- **What the task asks**
Search the material for the word "Vivo" and copy each line that holds it.

- **Input records**

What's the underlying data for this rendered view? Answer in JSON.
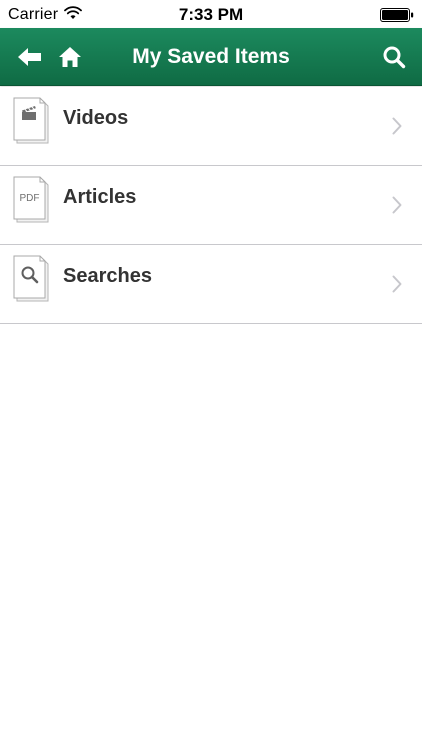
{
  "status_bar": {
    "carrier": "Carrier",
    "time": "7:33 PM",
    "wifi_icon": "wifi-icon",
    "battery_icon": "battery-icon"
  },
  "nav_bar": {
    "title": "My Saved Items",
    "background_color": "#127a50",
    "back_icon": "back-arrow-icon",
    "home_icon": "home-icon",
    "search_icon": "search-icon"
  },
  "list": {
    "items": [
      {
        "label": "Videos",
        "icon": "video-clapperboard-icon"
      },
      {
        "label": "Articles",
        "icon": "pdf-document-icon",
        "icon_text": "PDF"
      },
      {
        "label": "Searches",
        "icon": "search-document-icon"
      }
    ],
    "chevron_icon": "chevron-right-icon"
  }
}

==

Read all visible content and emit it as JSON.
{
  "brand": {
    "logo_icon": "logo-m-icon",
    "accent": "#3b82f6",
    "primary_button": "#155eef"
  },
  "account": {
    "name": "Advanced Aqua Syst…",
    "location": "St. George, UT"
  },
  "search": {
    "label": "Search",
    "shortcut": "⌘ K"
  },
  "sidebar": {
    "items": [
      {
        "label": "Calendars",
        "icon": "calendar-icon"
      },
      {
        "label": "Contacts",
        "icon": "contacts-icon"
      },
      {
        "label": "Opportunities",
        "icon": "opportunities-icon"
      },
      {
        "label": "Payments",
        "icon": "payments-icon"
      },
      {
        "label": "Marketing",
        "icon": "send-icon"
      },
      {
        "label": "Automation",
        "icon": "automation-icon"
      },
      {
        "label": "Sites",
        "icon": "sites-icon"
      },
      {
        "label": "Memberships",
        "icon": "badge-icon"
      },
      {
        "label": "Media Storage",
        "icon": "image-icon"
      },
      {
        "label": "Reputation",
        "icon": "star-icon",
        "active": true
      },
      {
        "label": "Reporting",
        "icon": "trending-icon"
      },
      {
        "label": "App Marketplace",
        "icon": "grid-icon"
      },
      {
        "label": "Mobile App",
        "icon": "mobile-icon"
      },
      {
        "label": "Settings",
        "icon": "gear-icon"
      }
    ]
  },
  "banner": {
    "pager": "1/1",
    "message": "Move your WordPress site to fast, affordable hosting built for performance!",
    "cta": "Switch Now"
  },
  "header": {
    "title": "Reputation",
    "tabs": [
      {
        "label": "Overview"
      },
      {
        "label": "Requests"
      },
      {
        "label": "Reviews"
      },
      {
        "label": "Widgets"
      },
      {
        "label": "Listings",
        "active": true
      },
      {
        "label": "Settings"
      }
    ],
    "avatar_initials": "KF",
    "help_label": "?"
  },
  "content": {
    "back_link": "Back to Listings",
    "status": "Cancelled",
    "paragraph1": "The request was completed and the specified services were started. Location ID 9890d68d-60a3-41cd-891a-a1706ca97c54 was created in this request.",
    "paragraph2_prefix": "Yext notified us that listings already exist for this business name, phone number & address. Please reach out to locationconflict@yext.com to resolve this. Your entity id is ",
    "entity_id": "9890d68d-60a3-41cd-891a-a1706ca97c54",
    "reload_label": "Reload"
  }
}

---

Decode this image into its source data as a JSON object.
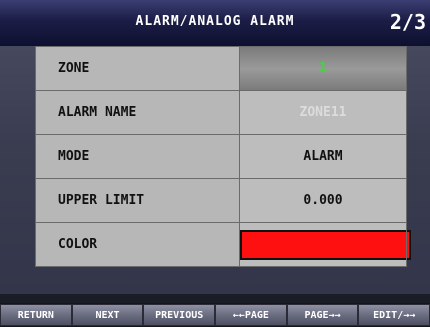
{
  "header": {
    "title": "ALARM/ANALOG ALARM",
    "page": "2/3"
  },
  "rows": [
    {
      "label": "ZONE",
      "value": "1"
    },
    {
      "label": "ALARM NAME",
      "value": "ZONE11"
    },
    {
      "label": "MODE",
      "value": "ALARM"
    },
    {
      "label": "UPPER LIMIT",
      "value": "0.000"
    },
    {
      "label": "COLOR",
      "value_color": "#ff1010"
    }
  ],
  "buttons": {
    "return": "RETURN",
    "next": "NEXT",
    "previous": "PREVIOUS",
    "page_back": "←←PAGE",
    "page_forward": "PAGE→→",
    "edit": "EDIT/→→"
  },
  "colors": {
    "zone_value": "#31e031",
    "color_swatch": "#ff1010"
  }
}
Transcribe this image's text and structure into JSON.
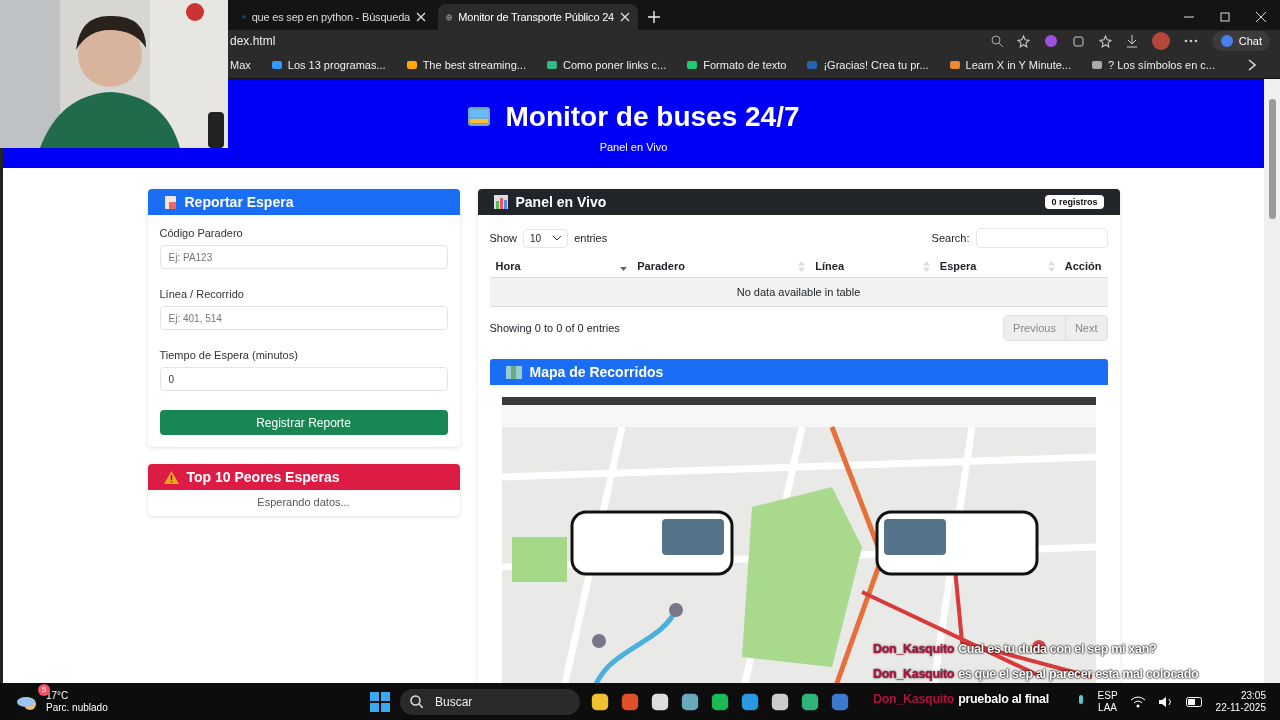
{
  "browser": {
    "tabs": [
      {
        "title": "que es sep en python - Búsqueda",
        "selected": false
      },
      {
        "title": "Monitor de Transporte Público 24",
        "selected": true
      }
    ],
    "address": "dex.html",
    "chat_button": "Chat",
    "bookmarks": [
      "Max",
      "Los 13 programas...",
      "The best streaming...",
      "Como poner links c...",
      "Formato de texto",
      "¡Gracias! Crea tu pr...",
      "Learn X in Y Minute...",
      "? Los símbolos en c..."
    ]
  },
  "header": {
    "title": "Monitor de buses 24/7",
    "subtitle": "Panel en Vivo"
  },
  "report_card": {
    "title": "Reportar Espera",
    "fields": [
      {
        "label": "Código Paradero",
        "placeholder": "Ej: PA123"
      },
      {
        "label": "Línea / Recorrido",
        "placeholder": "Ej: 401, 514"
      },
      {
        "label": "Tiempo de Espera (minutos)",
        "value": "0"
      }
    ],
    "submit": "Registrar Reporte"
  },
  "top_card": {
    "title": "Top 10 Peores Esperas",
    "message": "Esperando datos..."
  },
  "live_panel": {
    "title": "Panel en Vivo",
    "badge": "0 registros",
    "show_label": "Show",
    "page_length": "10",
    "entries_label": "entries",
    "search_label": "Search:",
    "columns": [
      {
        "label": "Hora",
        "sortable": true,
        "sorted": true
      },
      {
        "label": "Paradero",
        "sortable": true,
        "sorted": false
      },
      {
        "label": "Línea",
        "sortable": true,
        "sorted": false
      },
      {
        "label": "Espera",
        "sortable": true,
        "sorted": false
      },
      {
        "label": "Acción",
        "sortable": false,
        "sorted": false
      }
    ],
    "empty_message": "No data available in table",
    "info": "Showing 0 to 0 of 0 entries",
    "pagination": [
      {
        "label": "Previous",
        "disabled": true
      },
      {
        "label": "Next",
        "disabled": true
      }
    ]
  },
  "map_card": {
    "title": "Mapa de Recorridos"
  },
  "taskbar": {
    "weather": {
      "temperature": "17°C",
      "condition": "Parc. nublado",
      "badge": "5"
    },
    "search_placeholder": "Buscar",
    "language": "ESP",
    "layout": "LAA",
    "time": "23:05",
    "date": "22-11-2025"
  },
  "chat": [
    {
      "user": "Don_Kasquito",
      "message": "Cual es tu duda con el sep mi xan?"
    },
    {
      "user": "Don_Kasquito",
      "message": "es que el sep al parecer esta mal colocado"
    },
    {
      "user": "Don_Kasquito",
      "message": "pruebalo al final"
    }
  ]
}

- **Answer to this exercise**
    "subtitle": "Panel en Vivo"
    "title": "Panel en Vivo",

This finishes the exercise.